_Dataset excerpts_
** Begin **

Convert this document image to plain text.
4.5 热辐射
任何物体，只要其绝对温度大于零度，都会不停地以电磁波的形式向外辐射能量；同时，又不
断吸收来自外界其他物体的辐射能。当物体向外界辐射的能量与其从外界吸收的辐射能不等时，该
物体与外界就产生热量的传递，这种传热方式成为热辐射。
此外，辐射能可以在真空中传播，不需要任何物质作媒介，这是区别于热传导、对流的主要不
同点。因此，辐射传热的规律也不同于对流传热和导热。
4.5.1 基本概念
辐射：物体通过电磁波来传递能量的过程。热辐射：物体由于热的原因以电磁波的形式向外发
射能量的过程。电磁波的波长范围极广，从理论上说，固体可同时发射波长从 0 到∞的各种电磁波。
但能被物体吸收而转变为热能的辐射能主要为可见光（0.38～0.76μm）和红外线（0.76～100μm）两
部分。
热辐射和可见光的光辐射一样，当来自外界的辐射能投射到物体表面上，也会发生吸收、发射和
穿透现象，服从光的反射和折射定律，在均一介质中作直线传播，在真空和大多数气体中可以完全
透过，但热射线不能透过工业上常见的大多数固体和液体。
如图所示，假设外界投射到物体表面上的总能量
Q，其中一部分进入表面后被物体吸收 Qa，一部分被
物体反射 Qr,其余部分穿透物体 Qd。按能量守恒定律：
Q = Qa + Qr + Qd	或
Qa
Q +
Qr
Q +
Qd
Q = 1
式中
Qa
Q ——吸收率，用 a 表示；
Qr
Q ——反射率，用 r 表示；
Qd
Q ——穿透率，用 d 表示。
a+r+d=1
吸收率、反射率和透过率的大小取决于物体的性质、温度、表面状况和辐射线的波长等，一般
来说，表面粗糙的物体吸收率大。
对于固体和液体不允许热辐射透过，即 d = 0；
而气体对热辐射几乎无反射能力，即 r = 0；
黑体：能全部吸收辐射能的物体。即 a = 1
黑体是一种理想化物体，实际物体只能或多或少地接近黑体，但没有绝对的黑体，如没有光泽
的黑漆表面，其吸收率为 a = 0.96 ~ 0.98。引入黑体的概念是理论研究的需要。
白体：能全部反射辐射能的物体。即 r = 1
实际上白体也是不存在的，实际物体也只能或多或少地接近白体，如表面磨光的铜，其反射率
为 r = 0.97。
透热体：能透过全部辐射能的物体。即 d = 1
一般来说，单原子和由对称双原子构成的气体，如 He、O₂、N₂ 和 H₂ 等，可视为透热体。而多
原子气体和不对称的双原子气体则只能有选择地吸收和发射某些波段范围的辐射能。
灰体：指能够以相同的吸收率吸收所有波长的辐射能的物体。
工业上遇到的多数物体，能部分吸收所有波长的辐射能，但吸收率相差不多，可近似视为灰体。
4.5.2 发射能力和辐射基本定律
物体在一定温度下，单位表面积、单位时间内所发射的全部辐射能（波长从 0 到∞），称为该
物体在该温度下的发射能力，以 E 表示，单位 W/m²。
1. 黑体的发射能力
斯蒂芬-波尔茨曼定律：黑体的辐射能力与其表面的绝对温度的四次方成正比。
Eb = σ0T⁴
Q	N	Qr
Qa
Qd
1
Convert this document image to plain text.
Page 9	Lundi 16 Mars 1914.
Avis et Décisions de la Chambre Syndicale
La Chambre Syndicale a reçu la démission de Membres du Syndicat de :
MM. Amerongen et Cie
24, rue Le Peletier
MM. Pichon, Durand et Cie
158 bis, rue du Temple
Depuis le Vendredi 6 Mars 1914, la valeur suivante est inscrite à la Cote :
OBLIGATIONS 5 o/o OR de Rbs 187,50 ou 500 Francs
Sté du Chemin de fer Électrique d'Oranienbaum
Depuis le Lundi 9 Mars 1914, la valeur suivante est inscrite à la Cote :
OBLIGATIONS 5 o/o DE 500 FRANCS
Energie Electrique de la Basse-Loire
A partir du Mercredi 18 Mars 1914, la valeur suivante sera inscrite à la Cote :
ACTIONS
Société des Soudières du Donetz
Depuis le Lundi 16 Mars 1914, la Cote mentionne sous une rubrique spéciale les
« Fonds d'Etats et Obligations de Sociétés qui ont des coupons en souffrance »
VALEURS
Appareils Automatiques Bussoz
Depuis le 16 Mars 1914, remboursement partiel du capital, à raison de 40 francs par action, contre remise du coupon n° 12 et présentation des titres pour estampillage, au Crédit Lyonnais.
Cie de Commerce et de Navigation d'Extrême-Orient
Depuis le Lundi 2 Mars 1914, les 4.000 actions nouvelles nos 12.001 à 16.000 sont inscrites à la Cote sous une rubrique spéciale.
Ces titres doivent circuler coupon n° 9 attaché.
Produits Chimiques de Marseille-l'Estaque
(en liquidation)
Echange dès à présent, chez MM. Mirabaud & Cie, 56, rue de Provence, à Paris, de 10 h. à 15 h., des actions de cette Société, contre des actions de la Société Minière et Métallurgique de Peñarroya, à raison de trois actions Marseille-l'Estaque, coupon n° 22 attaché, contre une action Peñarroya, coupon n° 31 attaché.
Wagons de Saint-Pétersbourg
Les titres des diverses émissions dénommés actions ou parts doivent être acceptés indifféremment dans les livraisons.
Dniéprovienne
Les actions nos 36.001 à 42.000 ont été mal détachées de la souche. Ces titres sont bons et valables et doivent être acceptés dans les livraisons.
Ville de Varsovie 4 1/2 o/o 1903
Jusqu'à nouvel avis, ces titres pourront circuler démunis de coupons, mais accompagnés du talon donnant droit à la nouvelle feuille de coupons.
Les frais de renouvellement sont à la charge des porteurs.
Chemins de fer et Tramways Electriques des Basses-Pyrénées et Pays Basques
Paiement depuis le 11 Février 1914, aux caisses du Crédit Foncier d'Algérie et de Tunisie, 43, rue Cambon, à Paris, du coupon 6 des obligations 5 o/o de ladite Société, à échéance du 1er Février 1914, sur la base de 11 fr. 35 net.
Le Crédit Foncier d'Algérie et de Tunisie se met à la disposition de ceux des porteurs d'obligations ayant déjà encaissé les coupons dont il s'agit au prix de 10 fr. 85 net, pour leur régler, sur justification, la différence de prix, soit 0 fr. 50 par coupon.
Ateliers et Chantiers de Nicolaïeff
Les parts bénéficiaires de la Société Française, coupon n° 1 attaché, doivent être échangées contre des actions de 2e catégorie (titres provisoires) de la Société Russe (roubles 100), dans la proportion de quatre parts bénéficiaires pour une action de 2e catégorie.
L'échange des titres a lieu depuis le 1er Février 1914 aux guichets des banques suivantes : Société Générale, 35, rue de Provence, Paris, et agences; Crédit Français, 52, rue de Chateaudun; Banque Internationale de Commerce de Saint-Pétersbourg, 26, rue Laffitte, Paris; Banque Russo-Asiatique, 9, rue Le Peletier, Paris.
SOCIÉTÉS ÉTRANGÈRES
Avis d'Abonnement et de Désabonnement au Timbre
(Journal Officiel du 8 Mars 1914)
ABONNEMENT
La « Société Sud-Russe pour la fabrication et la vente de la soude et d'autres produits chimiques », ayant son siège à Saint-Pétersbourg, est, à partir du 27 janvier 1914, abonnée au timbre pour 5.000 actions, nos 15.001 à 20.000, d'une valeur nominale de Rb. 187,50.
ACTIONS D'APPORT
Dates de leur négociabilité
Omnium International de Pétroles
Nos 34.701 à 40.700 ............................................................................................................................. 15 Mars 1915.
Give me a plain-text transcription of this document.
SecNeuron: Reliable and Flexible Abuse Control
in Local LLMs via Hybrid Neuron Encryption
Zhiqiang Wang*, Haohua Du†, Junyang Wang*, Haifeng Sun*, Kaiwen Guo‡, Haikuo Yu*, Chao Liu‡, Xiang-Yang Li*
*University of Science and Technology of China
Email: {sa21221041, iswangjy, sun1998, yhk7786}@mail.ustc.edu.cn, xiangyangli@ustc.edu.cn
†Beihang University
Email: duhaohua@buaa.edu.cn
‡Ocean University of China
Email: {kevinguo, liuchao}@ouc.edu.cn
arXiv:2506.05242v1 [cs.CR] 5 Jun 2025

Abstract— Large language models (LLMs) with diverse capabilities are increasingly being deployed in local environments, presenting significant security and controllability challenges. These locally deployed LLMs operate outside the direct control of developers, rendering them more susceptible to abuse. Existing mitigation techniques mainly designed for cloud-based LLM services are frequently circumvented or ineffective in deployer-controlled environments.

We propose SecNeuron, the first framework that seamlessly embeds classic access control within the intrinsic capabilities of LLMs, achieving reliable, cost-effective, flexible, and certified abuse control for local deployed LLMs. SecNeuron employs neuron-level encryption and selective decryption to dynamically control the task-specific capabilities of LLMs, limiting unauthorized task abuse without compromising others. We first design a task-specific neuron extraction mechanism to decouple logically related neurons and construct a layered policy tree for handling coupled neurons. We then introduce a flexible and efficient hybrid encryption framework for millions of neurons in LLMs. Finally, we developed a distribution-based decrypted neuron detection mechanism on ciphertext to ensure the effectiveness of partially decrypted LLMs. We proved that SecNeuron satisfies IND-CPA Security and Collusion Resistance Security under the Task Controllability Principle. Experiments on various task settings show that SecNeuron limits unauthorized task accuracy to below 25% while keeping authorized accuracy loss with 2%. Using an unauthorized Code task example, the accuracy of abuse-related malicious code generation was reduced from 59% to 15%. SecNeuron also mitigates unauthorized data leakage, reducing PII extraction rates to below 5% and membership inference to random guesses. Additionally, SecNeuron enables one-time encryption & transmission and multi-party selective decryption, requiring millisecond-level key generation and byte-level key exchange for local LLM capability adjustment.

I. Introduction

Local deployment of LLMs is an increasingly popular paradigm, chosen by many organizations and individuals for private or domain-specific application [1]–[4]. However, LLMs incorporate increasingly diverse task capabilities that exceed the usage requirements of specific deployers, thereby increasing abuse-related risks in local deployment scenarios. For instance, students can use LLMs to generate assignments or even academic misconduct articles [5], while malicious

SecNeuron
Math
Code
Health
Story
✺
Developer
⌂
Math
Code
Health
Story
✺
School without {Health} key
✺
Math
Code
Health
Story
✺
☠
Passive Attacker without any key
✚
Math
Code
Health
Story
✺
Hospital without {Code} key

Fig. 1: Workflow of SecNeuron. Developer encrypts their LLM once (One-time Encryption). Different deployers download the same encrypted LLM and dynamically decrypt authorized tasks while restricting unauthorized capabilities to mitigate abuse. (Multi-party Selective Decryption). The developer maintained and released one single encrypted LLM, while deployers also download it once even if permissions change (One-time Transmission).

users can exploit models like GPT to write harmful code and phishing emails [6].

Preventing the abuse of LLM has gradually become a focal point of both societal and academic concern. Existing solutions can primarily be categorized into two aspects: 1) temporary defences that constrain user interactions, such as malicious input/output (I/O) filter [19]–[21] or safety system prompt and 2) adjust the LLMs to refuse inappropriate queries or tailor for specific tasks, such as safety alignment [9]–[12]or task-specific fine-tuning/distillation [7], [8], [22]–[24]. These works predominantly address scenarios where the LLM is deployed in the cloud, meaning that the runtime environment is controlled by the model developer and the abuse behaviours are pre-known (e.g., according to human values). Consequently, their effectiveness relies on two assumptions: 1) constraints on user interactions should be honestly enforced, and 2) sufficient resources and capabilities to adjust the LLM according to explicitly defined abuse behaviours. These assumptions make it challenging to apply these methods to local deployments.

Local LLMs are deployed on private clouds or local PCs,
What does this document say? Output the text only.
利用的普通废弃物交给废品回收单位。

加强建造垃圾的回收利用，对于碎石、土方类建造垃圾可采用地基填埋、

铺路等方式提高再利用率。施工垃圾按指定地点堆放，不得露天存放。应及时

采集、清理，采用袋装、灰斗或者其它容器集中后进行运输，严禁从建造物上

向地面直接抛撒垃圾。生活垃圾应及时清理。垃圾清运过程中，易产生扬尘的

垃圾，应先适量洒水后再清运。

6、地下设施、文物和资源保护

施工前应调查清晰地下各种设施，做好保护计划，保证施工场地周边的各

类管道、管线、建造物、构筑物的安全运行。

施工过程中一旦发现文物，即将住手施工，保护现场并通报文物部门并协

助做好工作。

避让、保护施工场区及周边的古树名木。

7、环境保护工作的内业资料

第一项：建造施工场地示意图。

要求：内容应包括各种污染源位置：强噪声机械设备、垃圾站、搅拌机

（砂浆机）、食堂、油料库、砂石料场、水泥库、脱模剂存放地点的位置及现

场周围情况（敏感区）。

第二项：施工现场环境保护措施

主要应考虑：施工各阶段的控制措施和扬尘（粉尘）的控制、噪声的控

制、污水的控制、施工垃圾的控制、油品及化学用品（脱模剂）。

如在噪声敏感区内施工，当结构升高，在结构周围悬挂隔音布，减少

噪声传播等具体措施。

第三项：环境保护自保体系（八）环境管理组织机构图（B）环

** End **

Locate the string "être" in the listing above and copy every line where it occurs.

Les titres des diverses émissions dénommés actions ou parts doivent être acceptés indifféremment dans les livraisons.
Les actions nos 36.001 à 42.000 ont été mal détachées de la souche. Ces titres sont bons et valables et doivent être acceptés dans les livraisons.
Les parts bénéficiaires de la Société Française, coupon n° 1 attaché, doivent être échangées contre des actions de 2e catégorie (titres provisoires) de la Société Russe (roubles 100), dans la proportion de quatre parts bénéficiaires pour une action de 2e catégorie.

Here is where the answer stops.